Report how many lines contain "right", with no other words.

>> START Dataset rows

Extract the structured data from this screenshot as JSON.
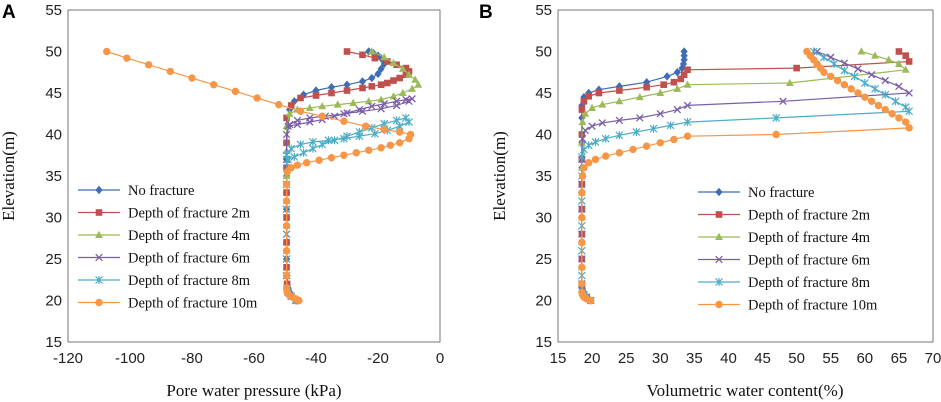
{
  "chart_data": [
    {
      "type": "line",
      "panel": "A",
      "xlabel": "Pore water pressure (kPa)",
      "ylabel": "Elevation(m)",
      "xlim": [
        -120,
        0
      ],
      "ylim": [
        15,
        55
      ],
      "xticks": [
        "-120",
        "-100",
        "-80",
        "-60",
        "-40",
        "-20",
        "0"
      ],
      "yticks": [
        "15",
        "20",
        "25",
        "30",
        "35",
        "40",
        "45",
        "50",
        "55"
      ],
      "series": [
        {
          "name": "No fracture",
          "color": "#3e6db5",
          "marker": "diamond",
          "x": [
            -23,
            -21.5,
            -20,
            -19,
            -18.5,
            -18,
            -19,
            -20,
            -22,
            -25,
            -30,
            -35,
            -40,
            -44,
            -47,
            -48.5,
            -49,
            -49.5,
            -49.5,
            -49.5,
            -49.5,
            -49.5,
            -49.5,
            -49.5,
            -49.5,
            -49.3,
            -49,
            -48.5,
            -47.5,
            -46
          ],
          "y": [
            50,
            49.8,
            49.5,
            49.2,
            49,
            48.5,
            47.9,
            47.3,
            46.8,
            46.4,
            46,
            45.7,
            45.3,
            44.8,
            44,
            43,
            41,
            39,
            37,
            35,
            33,
            31,
            29,
            27,
            25,
            23,
            21.5,
            21,
            20.5,
            20
          ]
        },
        {
          "name": "Depth of fracture 2m",
          "color": "#c0504d",
          "marker": "square",
          "x": [
            -30,
            -25,
            -21,
            -17,
            -14,
            -11,
            -10,
            -11,
            -13,
            -15,
            -17,
            -19,
            -22,
            -25,
            -30,
            -35,
            -40,
            -45,
            -48,
            -49.5,
            -49.5,
            -49.5,
            -49.5,
            -49.5,
            -49.5,
            -49.5,
            -49.3,
            -49,
            -48,
            -46.5
          ],
          "y": [
            50,
            49.6,
            49.2,
            48.8,
            48.4,
            48,
            47.6,
            47.2,
            46.8,
            46.5,
            46.2,
            46,
            45.8,
            45.6,
            45.3,
            45,
            44.7,
            44.4,
            43.5,
            42,
            39,
            36,
            33,
            30,
            27,
            24,
            22,
            21,
            20.5,
            20
          ]
        },
        {
          "name": "Depth of fracture 4m",
          "color": "#9bbb59",
          "marker": "triangle",
          "x": [
            -22,
            -18,
            -15,
            -12,
            -10,
            -8,
            -7,
            -9,
            -12,
            -15,
            -19,
            -23,
            -28,
            -33,
            -38,
            -42,
            -46,
            -48.5,
            -49.5,
            -49.5,
            -49.5,
            -49.5,
            -49.5,
            -49.5,
            -49.5,
            -49.3,
            -49,
            -48,
            -46.5
          ],
          "y": [
            50,
            49.3,
            48.6,
            47.9,
            47.2,
            46.6,
            46,
            45.5,
            45,
            44.6,
            44.2,
            44,
            43.8,
            43.6,
            43.4,
            43.2,
            43,
            42.5,
            41,
            38,
            35,
            32,
            29,
            26,
            23,
            21.5,
            21,
            20.5,
            20
          ]
        },
        {
          "name": "Depth of fracture 6m",
          "color": "#7b5ea7",
          "marker": "x",
          "x": [
            -49,
            -46,
            -42,
            -38,
            -34,
            -30,
            -26,
            -22,
            -18,
            -14,
            -11,
            -9,
            -10,
            -14,
            -19,
            -25,
            -31,
            -37,
            -42,
            -46,
            -48.5,
            -49.5,
            -49.5,
            -49.5,
            -49.5,
            -49.5,
            -49.5,
            -49.5,
            -49.3,
            -49,
            -48,
            -46.5
          ],
          "y": [
            41,
            41.2,
            41.5,
            41.8,
            42.2,
            42.6,
            43,
            43.4,
            43.7,
            44,
            44.2,
            44.3,
            44,
            43.5,
            43.1,
            42.8,
            42.5,
            42.2,
            42,
            41.7,
            41.2,
            40,
            37,
            34,
            31,
            28,
            25,
            23,
            21.5,
            21,
            20.5,
            20
          ]
        },
        {
          "name": "Depth of fracture 8m",
          "color": "#4bacc6",
          "marker": "asterisk",
          "x": [
            -49,
            -47,
            -44,
            -41,
            -38,
            -34,
            -30,
            -26,
            -22,
            -18,
            -14,
            -11,
            -10,
            -13,
            -17,
            -21,
            -26,
            -31,
            -36,
            -41,
            -45,
            -48,
            -49.5,
            -49.5,
            -49.5,
            -49.5,
            -49.5,
            -49.5,
            -49.3,
            -49,
            -48,
            -46.5
          ],
          "y": [
            37,
            37.3,
            37.8,
            38.3,
            38.8,
            39.3,
            39.8,
            40.3,
            40.8,
            41.3,
            41.7,
            42,
            41.5,
            41,
            40.5,
            40.1,
            39.8,
            39.5,
            39.3,
            39.1,
            38.8,
            38.3,
            37.5,
            34,
            31,
            28,
            25,
            23,
            21.5,
            21,
            20.5,
            20
          ]
        },
        {
          "name": "Depth of fracture 10m",
          "color": "#f79646",
          "marker": "circle",
          "x": [
            -107.5,
            -101,
            -94,
            -87,
            -80,
            -73,
            -66,
            -59,
            -52,
            -45,
            -38,
            -31,
            -24,
            -18,
            -13,
            -9.5,
            -10,
            -13,
            -16,
            -19,
            -23,
            -27,
            -31,
            -35,
            -39,
            -43,
            -46,
            -48,
            -49.3,
            -49.5,
            -49.5,
            -49.5,
            -49.5,
            -49.5,
            -49.5,
            -49.3,
            -49,
            -48.5,
            -47.5,
            -46.5,
            -45.5
          ],
          "y": [
            50,
            49.2,
            48.4,
            47.6,
            46.8,
            46,
            45.2,
            44.4,
            43.6,
            42.8,
            42.2,
            41.6,
            41,
            40.6,
            40.3,
            40,
            39.5,
            39,
            38.7,
            38.4,
            38.1,
            37.8,
            37.5,
            37.2,
            36.9,
            36.6,
            36.3,
            36,
            35.5,
            34,
            32,
            29,
            26,
            23,
            21.5,
            21,
            20.8,
            20.6,
            20.4,
            20.2,
            20
          ]
        }
      ],
      "legend": [
        "No fracture",
        "Depth of fracture 2m",
        "Depth of fracture 4m",
        "Depth of fracture 6m",
        "Depth of fracture 8m",
        "Depth of fracture 10m"
      ],
      "legend_position": "lower-left"
    },
    {
      "type": "line",
      "panel": "B",
      "xlabel": "Volumetric water content(%)",
      "ylabel": "Elevation(m)",
      "xlim": [
        15,
        70
      ],
      "ylim": [
        15,
        55
      ],
      "xticks": [
        "15",
        "20",
        "25",
        "30",
        "35",
        "40",
        "45",
        "50",
        "55",
        "60",
        "65",
        "70"
      ],
      "yticks": [
        "15",
        "20",
        "25",
        "30",
        "35",
        "40",
        "45",
        "50",
        "55"
      ],
      "series": [
        {
          "name": "No fracture",
          "color": "#3e6db5",
          "marker": "diamond",
          "x": [
            33.5,
            33.5,
            33.5,
            33.4,
            33.2,
            32.5,
            31,
            28,
            24,
            21,
            19.5,
            18.8,
            18.5,
            18.5,
            18.5,
            18.5,
            18.5,
            18.5,
            18.5,
            18.5,
            18.5,
            18.5,
            18.6,
            18.8,
            19.2,
            19.8
          ],
          "y": [
            50,
            49.5,
            49,
            48.5,
            48,
            47.5,
            47,
            46.3,
            45.8,
            45.4,
            45,
            44.5,
            43.5,
            42,
            39,
            36,
            33,
            30,
            27,
            24,
            22,
            21.5,
            21,
            20.7,
            20.4,
            20
          ]
        },
        {
          "name": "Depth of fracture 2m",
          "color": "#c0504d",
          "marker": "square",
          "x": [
            65,
            66,
            66.5,
            50,
            34,
            33.5,
            33,
            32,
            30.5,
            28,
            24,
            21,
            19.5,
            18.8,
            18.5,
            18.5,
            18.5,
            18.5,
            18.5,
            18.5,
            18.5,
            18.5,
            18.6,
            18.8,
            19.2,
            19.8
          ],
          "y": [
            50,
            49.5,
            48.8,
            48,
            47.8,
            47.2,
            46.7,
            46.3,
            46,
            45.7,
            45.3,
            45,
            44.6,
            44,
            43,
            40,
            37,
            34,
            31,
            28,
            25,
            22,
            21,
            20.7,
            20.4,
            20
          ]
        },
        {
          "name": "Depth of fracture 4m",
          "color": "#9bbb59",
          "marker": "triangle",
          "x": [
            59.5,
            61.5,
            63.5,
            65,
            66,
            49,
            34,
            32.5,
            30,
            27,
            24,
            21.5,
            20,
            19,
            18.6,
            18.5,
            18.5,
            18.5,
            18.5,
            18.5,
            18.5,
            18.5,
            18.6,
            18.8,
            19.2,
            19.8
          ],
          "y": [
            50,
            49.5,
            49,
            48.5,
            47.8,
            46.2,
            46,
            45.5,
            45,
            44.5,
            44,
            43.6,
            43.2,
            42.5,
            41.5,
            39,
            36,
            33,
            30,
            27,
            24,
            22,
            21,
            20.7,
            20.4,
            20
          ]
        },
        {
          "name": "Depth of fracture 6m",
          "color": "#7b5ea7",
          "marker": "x",
          "x": [
            53,
            55,
            57,
            59,
            61,
            63,
            65,
            66.5,
            48,
            34,
            32.5,
            30,
            27,
            24,
            21.5,
            20,
            19,
            18.6,
            18.5,
            18.5,
            18.5,
            18.5,
            18.5,
            18.5,
            18.6,
            18.8,
            19.2,
            19.8
          ],
          "y": [
            50,
            49.3,
            48.6,
            47.9,
            47.2,
            46.5,
            45.8,
            45,
            44,
            43.5,
            43,
            42.5,
            42,
            41.7,
            41.4,
            41,
            40.5,
            39.5,
            37,
            34,
            31,
            28,
            25,
            22,
            21,
            20.7,
            20.4,
            20
          ]
        },
        {
          "name": "Depth of fracture 8m",
          "color": "#4bacc6",
          "marker": "asterisk",
          "x": [
            52.5,
            54,
            55.5,
            57,
            58.5,
            60,
            61.5,
            63,
            64.5,
            66,
            66.5,
            47,
            34,
            31.5,
            29,
            26.5,
            24,
            22,
            20.5,
            19.5,
            18.8,
            18.5,
            18.5,
            18.5,
            18.5,
            18.5,
            18.5,
            18.6,
            18.8,
            19.2,
            19.8
          ],
          "y": [
            50,
            49.3,
            48.5,
            47.7,
            47,
            46.2,
            45.5,
            44.8,
            44,
            43.3,
            42.8,
            42,
            41.5,
            41.1,
            40.7,
            40.3,
            39.9,
            39.5,
            39.1,
            38.7,
            38.2,
            37.3,
            35,
            32,
            29,
            26,
            23,
            21,
            20.7,
            20.4,
            20
          ]
        },
        {
          "name": "Depth of fracture 10m",
          "color": "#f79646",
          "marker": "circle",
          "x": [
            51.5,
            52,
            52.5,
            53,
            53.5,
            54,
            55,
            56,
            57,
            58,
            59,
            60,
            61,
            62,
            63,
            64,
            65,
            66,
            66.5,
            47,
            34,
            32,
            30,
            28,
            26,
            24,
            22,
            20.5,
            19.5,
            18.8,
            18.6,
            18.5,
            18.5,
            18.5,
            18.5,
            18.5,
            18.5,
            18.6,
            18.8,
            19.2,
            19.8
          ],
          "y": [
            50,
            49.5,
            49,
            48.5,
            48,
            47.5,
            47,
            46.5,
            46,
            45.5,
            45,
            44.5,
            44,
            43.5,
            43,
            42.5,
            42,
            41.5,
            40.8,
            40,
            39.8,
            39.4,
            39,
            38.6,
            38.2,
            37.8,
            37.4,
            37,
            36.6,
            36,
            35,
            33,
            30,
            27,
            24,
            22,
            21,
            20.7,
            20.4,
            20.2,
            20
          ]
        }
      ],
      "legend": [
        "No fracture",
        "Depth of fracture 2m",
        "Depth of fracture 4m",
        "Depth of fracture 6m",
        "Depth of fracture 8m",
        "Depth of fracture 10m"
      ],
      "legend_position": "lower-right"
    }
  ]
}
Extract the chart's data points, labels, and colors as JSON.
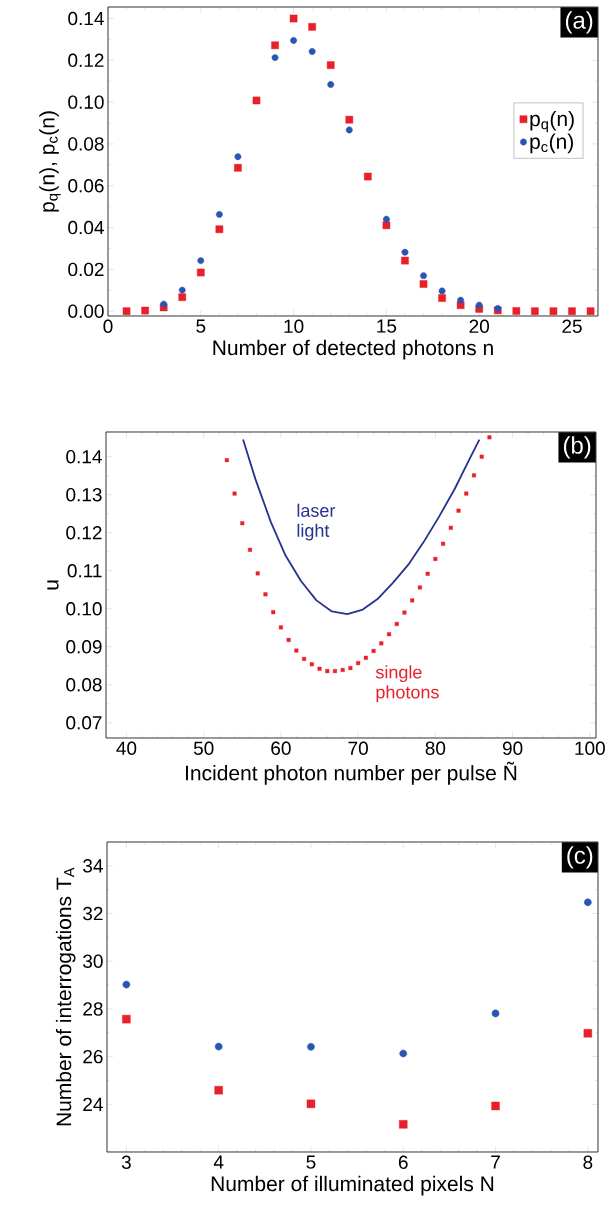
{
  "chart_data": [
    {
      "type": "scatter",
      "xlabel": "Number of detected photons n",
      "ylabel": "p$_{q}$(n), p$_{c}$(n)",
      "annotations": [
        "(a)"
      ],
      "x": [
        1,
        2,
        3,
        4,
        5,
        6,
        7,
        8,
        9,
        10,
        11,
        12,
        13,
        14,
        15,
        16,
        17,
        18,
        19,
        20,
        21,
        22,
        23,
        24,
        25,
        26
      ],
      "series": [
        {
          "name": "p$_{q}$(n)",
          "color": "#e8202a",
          "marker": "square",
          "values": [
            0.0,
            0.0003,
            0.0018,
            0.0067,
            0.0185,
            0.0392,
            0.0686,
            0.1008,
            0.1272,
            0.14,
            0.136,
            0.1177,
            0.0916,
            0.0644,
            0.0411,
            0.0242,
            0.013,
            0.0063,
            0.0029,
            0.0011,
            0.0004,
            0.0001,
            0.0,
            0.0,
            0.0,
            0.0
          ]
        },
        {
          "name": "p$_{c}$(n)",
          "color": "#2a55b0",
          "marker": "circle",
          "values": [
            null,
            null,
            0.0034,
            0.0101,
            0.0242,
            0.0463,
            0.0739,
            null,
            0.1213,
            0.1295,
            0.1242,
            0.1084,
            0.0867,
            null,
            0.044,
            0.0282,
            0.017,
            0.0097,
            0.0053,
            0.0029,
            0.0013,
            null,
            null,
            null,
            null,
            null
          ]
        }
      ],
      "xlim": [
        0,
        26.4
      ],
      "ylim": [
        -0.0023,
        0.1455
      ],
      "xticks": [
        0,
        5,
        10,
        15,
        20,
        25
      ],
      "yticks": [
        {
          "value": 0,
          "label": "0.00"
        },
        {
          "value": 0.02,
          "label": "0.02"
        },
        {
          "value": 0.04,
          "label": "0.04"
        },
        {
          "value": 0.06,
          "label": "0.06"
        },
        {
          "value": 0.08,
          "label": "0.08"
        },
        {
          "value": 0.1,
          "label": "0.10"
        },
        {
          "value": 0.12,
          "label": "0.12"
        },
        {
          "value": 0.14,
          "label": "0.14"
        }
      ],
      "legend": "right"
    },
    {
      "type": "scatter",
      "xlabel": "Incident photon number per pulse Ñ",
      "ylabel": "u",
      "annotations": [
        "(b)"
      ],
      "series": [
        {
          "name": "laser light",
          "type": "line",
          "color": "#27318f",
          "marker": "none",
          "x": [
            55.1,
            56.7,
            58.7,
            60.6,
            62.6,
            64.6,
            66.6,
            68.6,
            70.6,
            72.6,
            74.5,
            76.5,
            78.5,
            80.5,
            82.5,
            84.4,
            85.7
          ],
          "values": [
            0.1445,
            0.1341,
            0.1228,
            0.114,
            0.1073,
            0.1022,
            0.0993,
            0.0986,
            0.0998,
            0.1027,
            0.1068,
            0.1116,
            0.1176,
            0.1243,
            0.1315,
            0.1393,
            0.1445
          ]
        },
        {
          "name": "single photons",
          "type": "scatter",
          "color": "#e8202a",
          "marker": "square",
          "x": [
            53,
            54,
            55,
            56,
            57,
            58,
            59,
            60,
            61,
            62,
            63,
            64,
            65,
            66,
            67,
            68,
            69,
            70,
            71,
            72,
            73,
            74,
            75,
            76,
            77,
            78,
            79,
            80,
            81,
            82,
            83,
            84,
            85,
            86,
            87
          ],
          "values": [
            0.1391,
            0.1303,
            0.1225,
            0.1155,
            0.1093,
            0.1038,
            0.0991,
            0.0951,
            0.0918,
            0.089,
            0.0868,
            0.0854,
            0.0842,
            0.0836,
            0.0836,
            0.0839,
            0.0844,
            0.0857,
            0.0871,
            0.0889,
            0.0909,
            0.0933,
            0.096,
            0.099,
            0.1022,
            0.1056,
            0.1092,
            0.1131,
            0.1171,
            0.1213,
            0.1258,
            0.1303,
            0.1351,
            0.14,
            0.1451
          ]
        }
      ],
      "xlim": [
        37.35,
        100.8
      ],
      "ylim": [
        0.066,
        0.1465
      ],
      "xticks": [
        40,
        50,
        60,
        70,
        80,
        90,
        100
      ],
      "yticks": [
        {
          "value": 0.07,
          "label": "0.07"
        },
        {
          "value": 0.08,
          "label": "0.08"
        },
        {
          "value": 0.09,
          "label": "0.09"
        },
        {
          "value": 0.1,
          "label": "0.10"
        },
        {
          "value": 0.11,
          "label": "0.11"
        },
        {
          "value": 0.12,
          "label": "0.12"
        },
        {
          "value": 0.13,
          "label": "0.13"
        },
        {
          "value": 0.14,
          "label": "0.14"
        }
      ]
    },
    {
      "type": "scatter",
      "xlabel": "Number of illuminated pixels N",
      "ylabel": "Number of interrogations T$_{A}$",
      "annotations": [
        "(c)"
      ],
      "x": [
        3,
        4,
        5,
        6,
        7,
        8
      ],
      "series": [
        {
          "color": "#2a55b0",
          "marker": "circle",
          "values": [
            29.02,
            26.42,
            26.41,
            26.13,
            27.81,
            32.47
          ]
        },
        {
          "color": "#e8202a",
          "marker": "square",
          "values": [
            27.57,
            24.59,
            24.02,
            23.16,
            23.93,
            26.98
          ]
        }
      ],
      "xlim": [
        2.79,
        8.11
      ],
      "ylim": [
        22,
        35
      ],
      "xticks": [
        3,
        4,
        5,
        6,
        7,
        8
      ],
      "yticks": [
        24,
        26,
        28,
        30,
        32,
        34
      ]
    }
  ]
}
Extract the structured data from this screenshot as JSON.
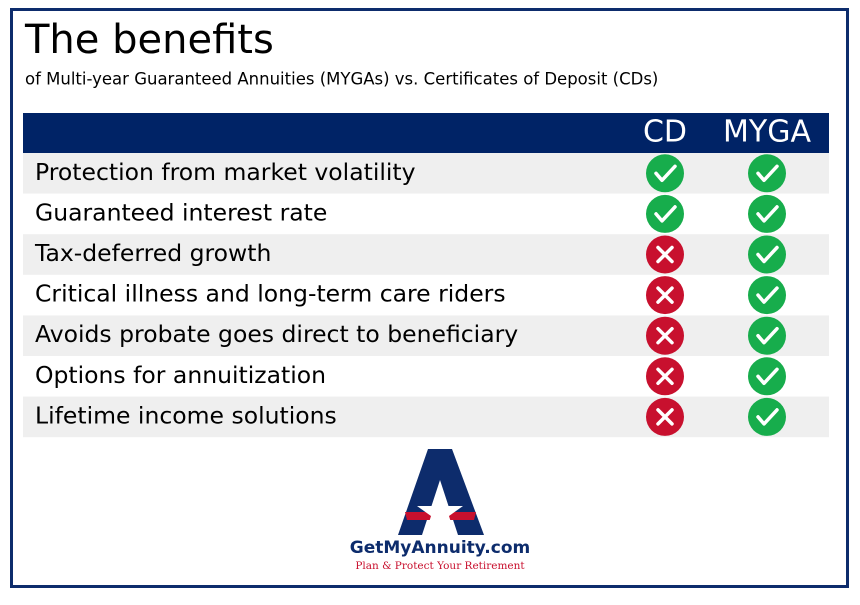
{
  "header": {
    "title": "The benefits",
    "subtitle": "of Multi-year Guaranteed Annuities (MYGAs) vs. Certificates of Deposit (CDs)"
  },
  "table": {
    "columns": [
      "CD",
      "MYGA"
    ],
    "rows": [
      {
        "label": "Protection from market volatility",
        "values": [
          true,
          true
        ]
      },
      {
        "label": "Guaranteed interest rate",
        "values": [
          true,
          true
        ]
      },
      {
        "label": "Tax-deferred growth",
        "values": [
          false,
          true
        ]
      },
      {
        "label": "Critical illness and long-term care riders",
        "values": [
          false,
          true
        ]
      },
      {
        "label": "Avoids probate goes direct to beneficiary",
        "values": [
          false,
          true
        ]
      },
      {
        "label": "Options for annuitization",
        "values": [
          false,
          true
        ]
      },
      {
        "label": "Lifetime income solutions",
        "values": [
          false,
          true
        ]
      }
    ]
  },
  "logo": {
    "name": "GetMyAnnuity.com",
    "tagline": "Plan & Protect Your Retirement"
  }
}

>> END Dataset rows

### Reply to the exercise
2